**TASK INSTRUCTIONS:**
• a. Write out the part of the code review thread that runs from "Will fix this." to "run ext4_error() here?", word for word.
• b. Give again, unchanged, the rows from the line with "detail-label: 讲座时间： [28,604,145,630]" through the last line of the rows.

2007-05-07 Thread Amit K. Arora
On Thu, May 03, 2007 at 09:32:38PM -0700, Andrew Morton wrote:
> On Thu, 26 Apr 2007 23:46:23 +0530 "Amit K. Arora" <[EMAIL PROTECTED]> wrote:
> > + */
> > +int ext4_ext_try_to_merge(struct inode *inode,
> > +   struct ext4_ext_path *path,
> > +   struct ext4_extent *ex)
> > +{
> > +   struct ext4_extent_header *eh;
> > +   unsigned int depth, len;
> > +   int merge_done=0, uninitialized = 0;
> 
> space around "=", please.
> 
> Many people prefer not to do the multiple-definitions-per-line, btw:
> 
>   int merge_done = 0;
>   int uninitialized = 0;

Ok. Will make the change.

> 
> reasons:
> 
> - If gives you some space for a nice comment
> 
> - It makes patches much more readable, and it makes rejects easier to fix
> 
> - standardisation.
> 
> > +   depth = ext_depth(inode);
> > +   BUG_ON(path[depth].p_hdr == NULL);
> > +   eh = path[depth].p_hdr;
> > +
> > +   while (ex < EXT_LAST_EXTENT(eh)) {
> > +   if (!ext4_can_extents_be_merged(inode, ex, ex + 1))
> > +   break;
> > +   /* merge with next extent! */
> > +   if (ext4_ext_is_uninitialized(ex))
> > +   uninitialized = 1;
> > +   ex->ee_len = cpu_to_le16(ext4_ext_get_actual_len(ex)
> > +   + ext4_ext_get_actual_len(ex + 1));
> > +   if (uninitialized)
> > +   ext4_ext_mark_uninitialized(ex);
> > +
> > +   if (ex + 1 < EXT_LAST_EXTENT(eh)) {
> > +   len = (EXT_LAST_EXTENT(eh) - ex - 1)
> > +   * sizeof(struct ext4_extent);
> > +   memmove(ex + 1, ex + 2, len);
> > +   }
> > +   eh->eh_entries = cpu_to_le16(le16_to_cpu(eh->eh_entries)-1);
> 
> Kenrel convention is to put spaces around "-"

Will fix this.

> 
> > +   merge_done = 1;
> > +   BUG_ON(eh->eh_entries == 0);
> 
> eek, scary BUG_ON.  Do we really need to be that severe?  Would it be
> better to warn and run ext4_error() here?
Ok.
> 
> > +   }
> > +
> > +   return merge_done;
> > +}
> > +
> > +
> >
> > ...
> >
> > +/*
> > + * ext4_ext_convert_to_initialized:
> > + * this function is called by ext4_ext_get_blocks() if someone tries to 
> > write
> > + * to an uninitialized extent. It may result in splitting the uninitialized
> > + * extent into multiple extents (upto three). Atleast one initialized 
> > extent
> > + * and atmost two uninitialized extents can result.

**DATA SUPPLIED:**
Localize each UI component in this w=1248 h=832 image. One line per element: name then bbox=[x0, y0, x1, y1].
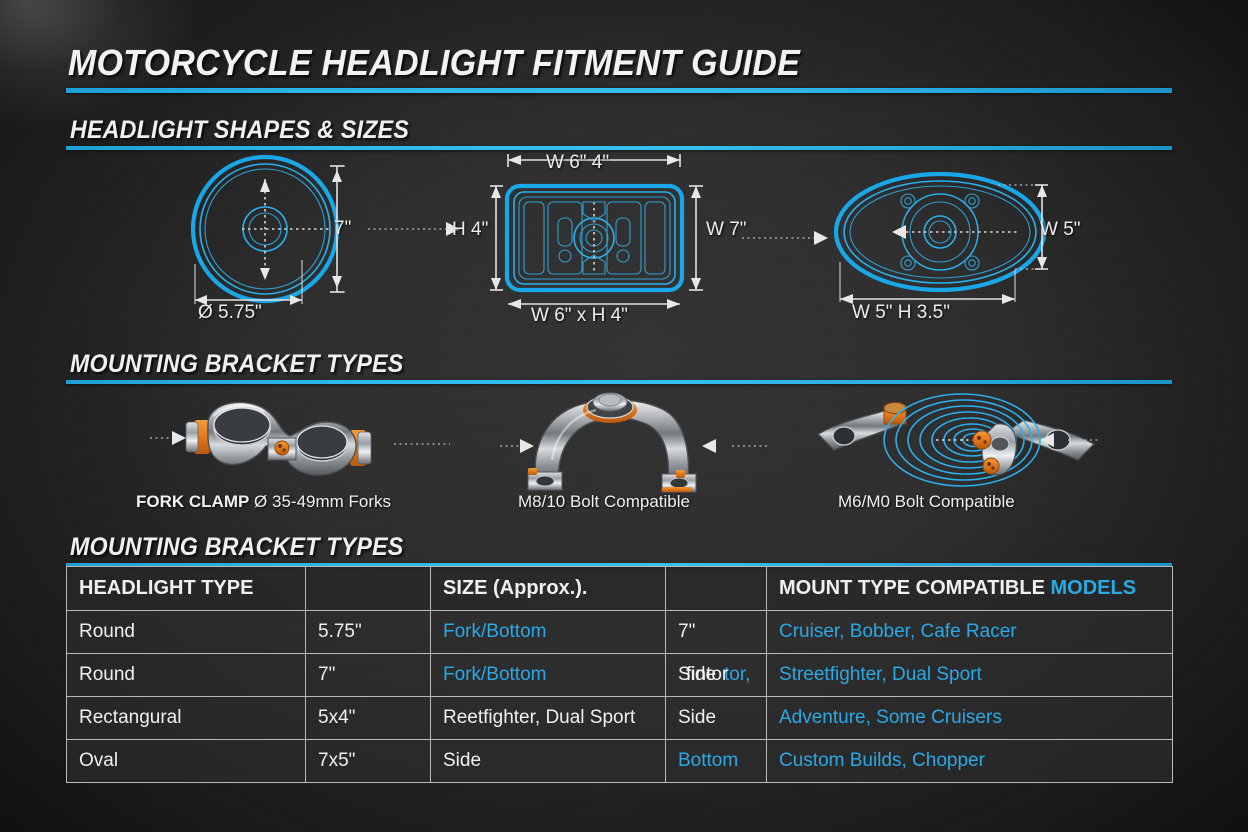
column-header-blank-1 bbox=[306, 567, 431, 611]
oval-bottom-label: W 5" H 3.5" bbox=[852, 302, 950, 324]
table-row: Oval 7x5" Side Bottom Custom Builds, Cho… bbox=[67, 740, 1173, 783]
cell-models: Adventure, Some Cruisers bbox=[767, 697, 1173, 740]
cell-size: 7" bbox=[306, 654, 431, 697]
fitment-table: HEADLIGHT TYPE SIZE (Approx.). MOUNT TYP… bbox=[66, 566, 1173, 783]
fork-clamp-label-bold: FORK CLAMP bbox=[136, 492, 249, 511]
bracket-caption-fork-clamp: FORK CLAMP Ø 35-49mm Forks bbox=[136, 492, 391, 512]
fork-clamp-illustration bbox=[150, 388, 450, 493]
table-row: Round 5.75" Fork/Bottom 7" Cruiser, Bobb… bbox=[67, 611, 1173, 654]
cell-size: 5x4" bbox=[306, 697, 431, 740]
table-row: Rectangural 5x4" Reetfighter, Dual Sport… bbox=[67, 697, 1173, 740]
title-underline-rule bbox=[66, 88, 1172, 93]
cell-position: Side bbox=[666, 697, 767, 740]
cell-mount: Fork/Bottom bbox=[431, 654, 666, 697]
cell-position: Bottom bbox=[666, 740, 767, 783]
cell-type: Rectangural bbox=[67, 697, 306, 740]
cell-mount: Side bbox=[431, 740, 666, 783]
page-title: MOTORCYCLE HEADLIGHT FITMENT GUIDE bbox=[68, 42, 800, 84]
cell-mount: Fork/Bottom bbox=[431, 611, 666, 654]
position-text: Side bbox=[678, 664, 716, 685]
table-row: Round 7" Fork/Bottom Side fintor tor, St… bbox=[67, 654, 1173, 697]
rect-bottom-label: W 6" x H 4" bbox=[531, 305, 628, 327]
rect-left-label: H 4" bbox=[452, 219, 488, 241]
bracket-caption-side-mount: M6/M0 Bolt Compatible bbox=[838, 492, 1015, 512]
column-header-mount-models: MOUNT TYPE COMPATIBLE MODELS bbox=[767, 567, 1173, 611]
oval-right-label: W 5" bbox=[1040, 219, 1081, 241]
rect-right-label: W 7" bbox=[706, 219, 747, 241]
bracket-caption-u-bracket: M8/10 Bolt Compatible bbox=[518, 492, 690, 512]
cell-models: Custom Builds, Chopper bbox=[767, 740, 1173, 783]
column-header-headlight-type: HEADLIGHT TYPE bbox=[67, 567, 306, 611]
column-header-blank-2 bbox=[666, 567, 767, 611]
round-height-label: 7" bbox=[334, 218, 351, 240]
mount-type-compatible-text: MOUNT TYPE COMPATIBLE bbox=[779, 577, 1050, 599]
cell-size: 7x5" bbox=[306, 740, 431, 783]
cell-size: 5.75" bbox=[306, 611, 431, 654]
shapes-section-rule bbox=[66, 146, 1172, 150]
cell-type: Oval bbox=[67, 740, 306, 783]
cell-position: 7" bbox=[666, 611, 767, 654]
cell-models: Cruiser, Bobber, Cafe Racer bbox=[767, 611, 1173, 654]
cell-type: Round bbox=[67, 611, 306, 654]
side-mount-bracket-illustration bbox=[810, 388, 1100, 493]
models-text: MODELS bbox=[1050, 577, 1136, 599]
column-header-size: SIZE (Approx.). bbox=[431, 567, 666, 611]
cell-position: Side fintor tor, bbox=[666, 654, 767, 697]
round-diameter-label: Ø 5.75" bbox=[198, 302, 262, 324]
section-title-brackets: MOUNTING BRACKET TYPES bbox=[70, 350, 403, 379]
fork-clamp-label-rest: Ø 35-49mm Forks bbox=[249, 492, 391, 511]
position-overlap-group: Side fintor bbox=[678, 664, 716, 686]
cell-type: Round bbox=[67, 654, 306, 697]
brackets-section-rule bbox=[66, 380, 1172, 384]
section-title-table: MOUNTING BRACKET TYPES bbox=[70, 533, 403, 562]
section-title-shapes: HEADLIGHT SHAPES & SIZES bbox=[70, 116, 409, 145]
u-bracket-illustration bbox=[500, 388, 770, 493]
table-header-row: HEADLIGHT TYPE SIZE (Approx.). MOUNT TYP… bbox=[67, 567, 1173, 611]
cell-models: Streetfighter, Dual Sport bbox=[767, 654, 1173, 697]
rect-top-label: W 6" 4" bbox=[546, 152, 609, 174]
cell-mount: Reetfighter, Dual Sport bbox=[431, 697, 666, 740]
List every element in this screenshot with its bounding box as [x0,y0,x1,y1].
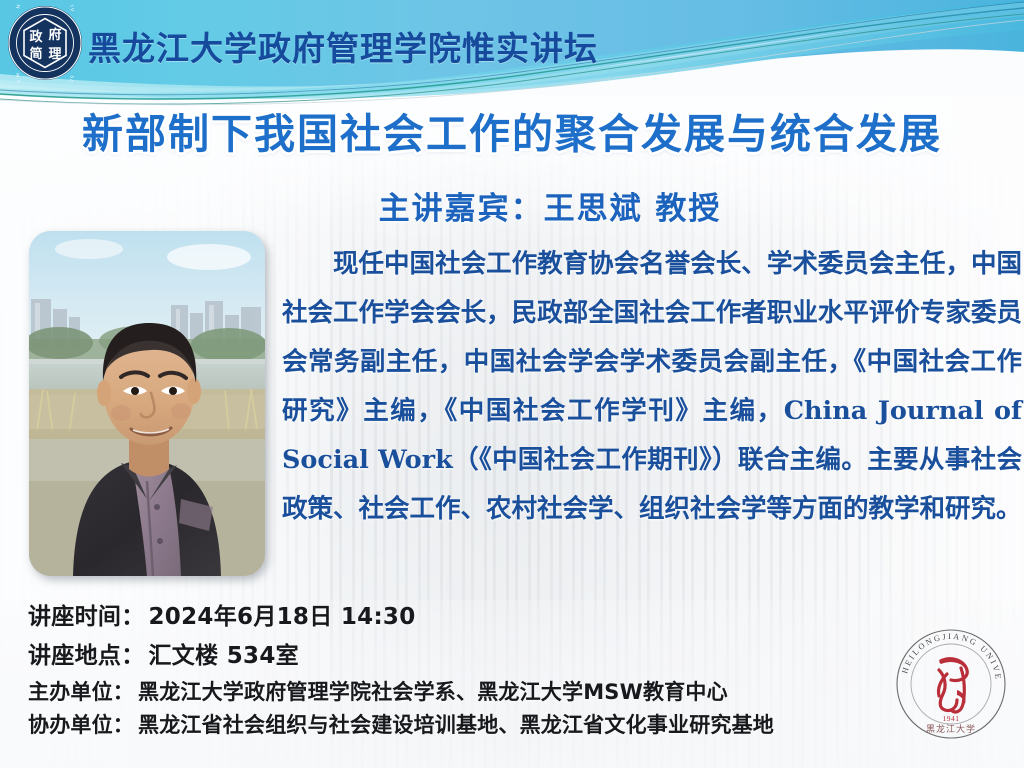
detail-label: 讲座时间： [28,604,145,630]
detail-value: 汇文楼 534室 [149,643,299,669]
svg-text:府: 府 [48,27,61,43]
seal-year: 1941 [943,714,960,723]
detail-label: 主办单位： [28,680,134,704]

**EXERCISE RESPONSES:**
• a.
Will fix this.

> 
> > +   merge_done = 1;
> > +   BUG_ON(eh->eh_entries == 0);
> 
> eek, scary BUG_ON.  Do we really need to be that severe?  Would it be
> better to warn and run ext4_error() here?

• b.
detail-label: 讲座时间： [28,604,145,630]
detail-value: 汇文楼 534室 [149,643,299,669]
svg-text:府: 府 [48,27,61,43]
seal-year: 1941 [943,714,960,723]
detail-label: 主办单位： [28,680,134,704]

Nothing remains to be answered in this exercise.